_The exercise_: Extract each record and reproduce it exactly.

[Stored items]
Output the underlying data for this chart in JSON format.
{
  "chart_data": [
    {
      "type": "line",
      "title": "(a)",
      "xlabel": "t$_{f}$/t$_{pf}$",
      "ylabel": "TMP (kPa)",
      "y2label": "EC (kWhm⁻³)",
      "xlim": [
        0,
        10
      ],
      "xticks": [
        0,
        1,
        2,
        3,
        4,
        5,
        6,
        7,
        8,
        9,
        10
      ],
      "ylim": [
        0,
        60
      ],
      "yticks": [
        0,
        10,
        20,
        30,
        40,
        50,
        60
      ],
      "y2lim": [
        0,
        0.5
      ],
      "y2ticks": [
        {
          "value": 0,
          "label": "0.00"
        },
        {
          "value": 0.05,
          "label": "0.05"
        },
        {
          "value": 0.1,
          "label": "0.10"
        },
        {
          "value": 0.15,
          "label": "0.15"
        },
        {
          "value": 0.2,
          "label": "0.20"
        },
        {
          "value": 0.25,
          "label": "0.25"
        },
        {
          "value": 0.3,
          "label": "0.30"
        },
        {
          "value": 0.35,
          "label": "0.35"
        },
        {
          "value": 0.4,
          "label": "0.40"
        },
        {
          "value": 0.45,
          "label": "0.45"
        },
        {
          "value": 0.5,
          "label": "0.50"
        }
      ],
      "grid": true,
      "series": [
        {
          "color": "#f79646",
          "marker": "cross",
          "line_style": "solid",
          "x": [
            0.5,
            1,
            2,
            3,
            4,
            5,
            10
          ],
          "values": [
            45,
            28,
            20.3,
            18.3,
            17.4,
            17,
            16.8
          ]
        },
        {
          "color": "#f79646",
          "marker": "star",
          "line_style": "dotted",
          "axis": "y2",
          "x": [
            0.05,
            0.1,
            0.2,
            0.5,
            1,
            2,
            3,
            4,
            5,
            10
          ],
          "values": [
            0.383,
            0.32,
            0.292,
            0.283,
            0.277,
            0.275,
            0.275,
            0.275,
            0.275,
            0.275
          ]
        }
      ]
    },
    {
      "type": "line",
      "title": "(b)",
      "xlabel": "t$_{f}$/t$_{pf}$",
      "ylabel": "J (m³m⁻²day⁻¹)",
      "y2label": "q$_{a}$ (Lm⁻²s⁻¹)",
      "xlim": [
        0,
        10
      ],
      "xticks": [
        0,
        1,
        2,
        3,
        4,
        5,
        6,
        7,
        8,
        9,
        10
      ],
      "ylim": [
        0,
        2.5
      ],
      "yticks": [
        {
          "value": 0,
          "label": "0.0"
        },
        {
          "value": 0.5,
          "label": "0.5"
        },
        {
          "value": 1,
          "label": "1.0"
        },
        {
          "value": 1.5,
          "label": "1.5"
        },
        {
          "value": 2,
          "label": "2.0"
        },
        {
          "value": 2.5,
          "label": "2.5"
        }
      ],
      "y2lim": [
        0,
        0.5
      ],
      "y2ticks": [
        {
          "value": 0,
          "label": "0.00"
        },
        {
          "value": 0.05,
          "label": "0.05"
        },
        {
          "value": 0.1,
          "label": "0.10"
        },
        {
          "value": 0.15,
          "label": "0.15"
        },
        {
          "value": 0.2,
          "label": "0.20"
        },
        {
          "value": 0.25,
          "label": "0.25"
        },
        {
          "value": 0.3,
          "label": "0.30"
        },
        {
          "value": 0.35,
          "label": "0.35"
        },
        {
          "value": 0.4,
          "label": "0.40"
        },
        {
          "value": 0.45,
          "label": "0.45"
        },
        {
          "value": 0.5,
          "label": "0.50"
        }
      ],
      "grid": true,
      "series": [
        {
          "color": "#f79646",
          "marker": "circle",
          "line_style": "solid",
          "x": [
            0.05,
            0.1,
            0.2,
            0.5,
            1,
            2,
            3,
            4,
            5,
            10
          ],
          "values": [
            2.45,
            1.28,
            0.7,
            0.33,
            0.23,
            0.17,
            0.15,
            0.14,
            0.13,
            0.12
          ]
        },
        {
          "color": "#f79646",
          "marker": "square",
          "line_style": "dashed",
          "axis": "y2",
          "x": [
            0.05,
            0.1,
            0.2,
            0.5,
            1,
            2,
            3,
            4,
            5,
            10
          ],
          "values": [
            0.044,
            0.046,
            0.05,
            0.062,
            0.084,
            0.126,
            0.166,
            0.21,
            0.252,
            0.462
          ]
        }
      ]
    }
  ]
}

_Solution for this task_:
Output the underlying data for this chart in JSON format.
{
  "chart_data": [
    {
      "type": "line",
      "title": "(a)",
      "xlabel": "t$_{f}$/t$_{pf}$",
      "ylabel": "TMP (kPa)",
      "y2label": "EC (kWhm⁻³)",
      "xlim": [
        0,
        10
      ],
      "xticks": [
        0,
        1,
        2,
        3,
        4,
        5,
        6,
        7,
        8,
        9,
        10
      ],
      "ylim": [
        0,
        60
      ],
      "yticks": [
        0,
        10,
        20,
        30,
        40,
        50,
        60
      ],
      "y2lim": [
        0,
        0.5
      ],
      "y2ticks": [
        {
          "value": 0,
          "label": "0.00"
        },
        {
          "value": 0.05,
          "label": "0.05"
        },
        {
          "value": 0.1,
          "label": "0.10"
        },
        {
          "value": 0.15,
          "label": "0.15"
        },
        {
          "value": 0.2,
          "label": "0.20"
        },
        {
          "value": 0.25,
          "label": "0.25"
        },
        {
          "value": 0.3,
          "label": "0.30"
        },
        {
          "value": 0.35,
          "label": "0.35"
        },
        {
          "value": 0.4,
          "label": "0.40"
        },
        {
          "value": 0.45,
          "label": "0.45"
        },
        {
          "value": 0.5,
          "label": "0.50"
        }
      ],
      "grid": true,
      "series": [
        {
          "color": "#f79646",
          "marker": "cross",
          "line_style": "solid",
          "x": [
            0.5,
            1,
            2,
            3,
            4,
            5,
            10
          ],
          "values": [
            45,
            28,
            20.3,
            18.3,
            17.4,
            17,
            16.8
          ]
        },
        {
          "color": "#f79646",
          "marker": "star",
          "line_style": "dotted",
          "axis": "y2",
          "x": [
            0.05,
            0.1,
            0.2,
            0.5,
            1,
            2,
            3,
            4,
            5,
            10
          ],
          "values": [
            0.383,
            0.32,
            0.292,
            0.283,
            0.277,
            0.275,
            0.275,
            0.275,
            0.275,
            0.275
          ]
        }
      ]
    },
    {
      "type": "line",
      "title": "(b)",
      "xlabel": "t$_{f}$/t$_{pf}$",
      "ylabel": "J (m³m⁻²day⁻¹)",
      "y2label": "q$_{a}$ (Lm⁻²s⁻¹)",
      "xlim": [
        0,
        10
      ],
      "xticks": [
        0,
        1,
        2,
        3,
        4,
        5,
        6,
        7,
        8,
        9,
        10
      ],
      "ylim": [
        0,
        2.5
      ],
      "yticks": [
        {
          "value": 0,
          "label": "0.0"
        },
        {
          "value": 0.5,
          "label": "0.5"
        },
        {
          "value": 1,
          "label": "1.0"
        },
        {
          "value": 1.5,
          "label": "1.5"
        },
        {
          "value": 2,
          "label": "2.0"
        },
        {
          "value": 2.5,
          "label": "2.5"
        }
      ],
      "y2lim": [
        0,
        0.5
      ],
      "y2ticks": [
        {
          "value": 0,
          "label": "0.00"
        },
        {
          "value": 0.05,
          "label": "0.05"
        },
        {
          "value": 0.1,
          "label": "0.10"
        },
        {
          "value": 0.15,
          "label": "0.15"
        },
        {
          "value": 0.2,
          "label": "0.20"
        },
        {
          "value": 0.25,
          "label": "0.25"
        },
        {
          "value": 0.3,
          "label": "0.30"
        },
        {
          "value": 0.35,
          "label": "0.35"
        },
        {
          "value": 0.4,
          "label": "0.40"
        },
        {
          "value": 0.45,
          "label": "0.45"
        },
        {
          "value": 0.5,
          "label": "0.50"
        }
      ],
      "grid": true,
      "series": [
        {
          "color": "#f79646",
          "marker": "circle",
          "line_style": "solid",
          "x": [
            0.05,
            0.1,
            0.2,
            0.5,
            1,
            2,
            3,
            4,
            5,
            10
          ],
          "values": [
            2.45,
            1.28,
            0.7,
            0.33,
            0.23,
            0.17,
            0.15,
            0.14,
            0.13,
            0.12
          ]
        },
        {
          "color": "#f79646",
          "marker": "square",
          "line_style": "dashed",
          "axis": "y2",
          "x": [
            0.05,
            0.1,
            0.2,
            0.5,
            1,
            2,
            3,
            4,
            5,
            10
          ],
          "values": [
            0.044,
            0.046,
            0.05,
            0.062,
            0.084,
            0.126,
            0.166,
            0.21,
            0.252,
            0.462
          ]
        }
      ]
    }
  ]
}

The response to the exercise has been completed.